[Dataset records]
━━━
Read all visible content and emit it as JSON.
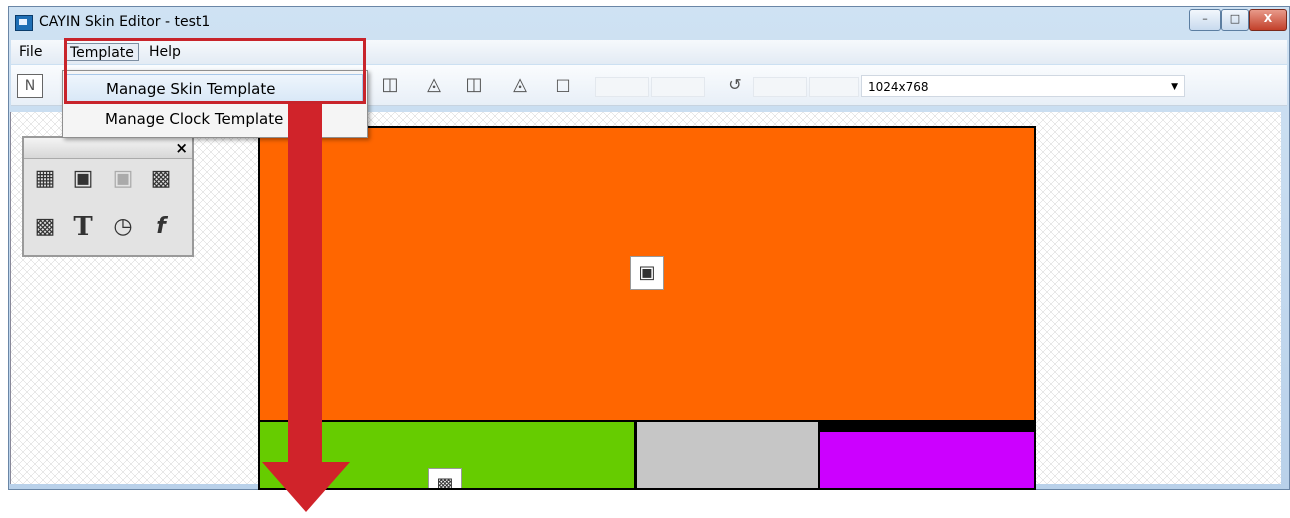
{
  "window": {
    "title": "CAYIN Skin Editor - test1",
    "controls": {
      "minimize": "–",
      "maximize": "□",
      "close": "X"
    }
  },
  "menubar": {
    "items": [
      {
        "label": "File"
      },
      {
        "label": "Template"
      },
      {
        "label": "Help"
      }
    ]
  },
  "template_menu": {
    "items": [
      {
        "label": "Manage Skin Template"
      },
      {
        "label": "Manage Clock Template"
      }
    ]
  },
  "toolbar": {
    "new_icon": "N",
    "resolution": "1024x768"
  },
  "palette": {
    "close": "×"
  },
  "colors": {
    "zone1": "#ff6600",
    "zone2": "#66cc00",
    "zone3": "#c6c6c6",
    "zone4": "#cc00ff",
    "annotation": "#d0232a"
  }
}
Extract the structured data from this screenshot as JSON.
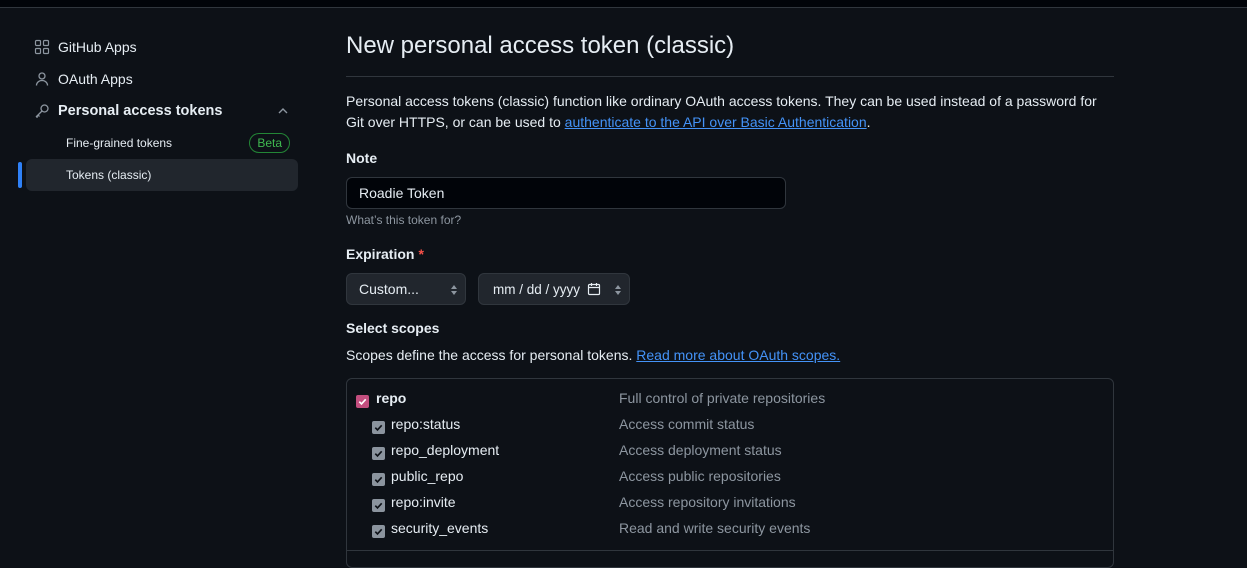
{
  "sidebar": {
    "github_apps": "GitHub Apps",
    "oauth_apps": "OAuth Apps",
    "personal_access_tokens": "Personal access tokens",
    "fine_grained": "Fine-grained tokens",
    "beta_badge": "Beta",
    "tokens_classic": "Tokens (classic)"
  },
  "page": {
    "title": "New personal access token (classic)",
    "intro_text": "Personal access tokens (classic) function like ordinary OAuth access tokens. They can be used instead of a password for Git over HTTPS, or can be used to ",
    "intro_link": "authenticate to the API over Basic Authentication",
    "intro_end": "."
  },
  "note": {
    "label": "Note",
    "value": "Roadie Token",
    "hint": "What’s this token for?"
  },
  "expiration": {
    "label": "Expiration",
    "required_mark": "*",
    "select_value": "Custom...",
    "date_placeholder": "mm / dd / yyyy"
  },
  "scopes": {
    "label": "Select scopes",
    "desc": "Scopes define the access for personal tokens. ",
    "link": "Read more about OAuth scopes.",
    "items": [
      {
        "name": "repo",
        "desc": "Full control of private repositories",
        "checked": true
      },
      {
        "name": "repo:status",
        "desc": "Access commit status",
        "checked": true
      },
      {
        "name": "repo_deployment",
        "desc": "Access deployment status",
        "checked": true
      },
      {
        "name": "public_repo",
        "desc": "Access public repositories",
        "checked": true
      },
      {
        "name": "repo:invite",
        "desc": "Access repository invitations",
        "checked": true
      },
      {
        "name": "security_events",
        "desc": "Read and write security events",
        "checked": true
      }
    ]
  },
  "colors": {
    "accent": "#2f81f7",
    "link": "#4493f8",
    "beta_green": "#3fb950",
    "checked_parent": "#c24e7e",
    "checked_child": "#8b949e"
  },
  "icons": {
    "github_apps": "apps-grid-icon",
    "oauth_apps": "person-icon",
    "tokens": "key-icon",
    "collapse": "chevron-up-icon",
    "calendar": "calendar-icon",
    "select": "sort-arrows-icon",
    "check": "checkmark-icon"
  }
}
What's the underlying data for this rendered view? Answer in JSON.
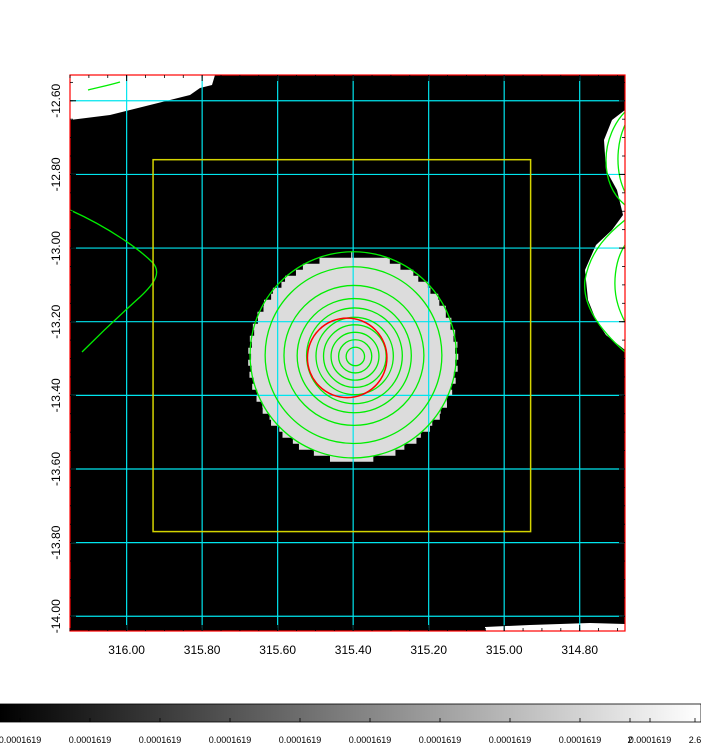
━━━
What you have to do:
All of the lines above should be printed exactly, minus the pictures.

Answer in full:
Read all visible content and emit it as JSON.
{
  "window": {
    "title": "CAYIN Skin Editor - test1",
    "controls": {
      "minimize": "–",
      "maximize": "□",
      "close": "X"
    }
  },
  "menubar": {
    "items": [
      {
        "label": "File"
      },
      {
        "label": "Template"
      },
      {
        "label": "Help"
      }
    ]
  },
  "template_menu": {
    "items": [
      {
        "label": "Manage Skin Template"
      },
      {
        "label": "Manage Clock Template"
      }
    ]
  },
  "toolbar": {
    "new_icon": "N",
    "resolution": "1024x768"
  },
  "palette": {
    "close": "×"
  },
  "colors": {
    "zone1": "#ff6600",
    "zone2": "#66cc00",
    "zone3": "#c6c6c6",
    "zone4": "#cc00ff",
    "annotation": "#d0232a"
  }
}
Extract the structured data from this screenshot as JSON.
{
  "sidebar": {
    "github_apps": "GitHub Apps",
    "oauth_apps": "OAuth Apps",
    "personal_access_tokens": "Personal access tokens",
    "fine_grained": "Fine-grained tokens",
    "beta_badge": "Beta",
    "tokens_classic": "Tokens (classic)"
  },
  "page": {
    "title": "New personal access token (classic)",
    "intro_text": "Personal access tokens (classic) function like ordinary OAuth access tokens. They can be used instead of a password for Git over HTTPS, or can be used to ",
    "intro_link": "authenticate to the API over Basic Authentication",
    "intro_end": "."
  },
  "note": {
    "label": "Note",
    "value": "Roadie Token",
    "hint": "What’s this token for?"
  },
  "expiration": {
    "label": "Expiration",
    "required_mark": "*",
    "select_value": "Custom...",
    "date_placeholder": "mm / dd / yyyy"
  },
  "scopes": {
    "label": "Select scopes",
    "desc": "Scopes define the access for personal tokens. ",
    "link": "Read more about OAuth scopes.",
    "items": [
      {
        "name": "repo",
        "desc": "Full control of private repositories",
        "checked": true
      },
      {
        "name": "repo:status",
        "desc": "Access commit status",
        "checked": true
      },
      {
        "name": "repo_deployment",
        "desc": "Access deployment status",
        "checked": true
      },
      {
        "name": "public_repo",
        "desc": "Access public repositories",
        "checked": true
      },
      {
        "name": "repo:invite",
        "desc": "Access repository invitations",
        "checked": true
      },
      {
        "name": "security_events",
        "desc": "Read and write security events",
        "checked": true
      }
    ]
  },
  "colors": {
    "accent": "#2f81f7",
    "link": "#4493f8",
    "beta_green": "#3fb950",
    "checked_parent": "#c24e7e",
    "checked_child": "#8b949e"
  },
  "icons": {
    "github_apps": "apps-grid-icon",
    "oauth_apps": "person-icon",
    "tokens": "key-icon",
    "collapse": "chevron-up-icon",
    "calendar": "calendar-icon",
    "select": "sort-arrows-icon",
    "check": "checkmark-icon"
  }
}
What's the underlying data for this rendered view? Answer in JSON.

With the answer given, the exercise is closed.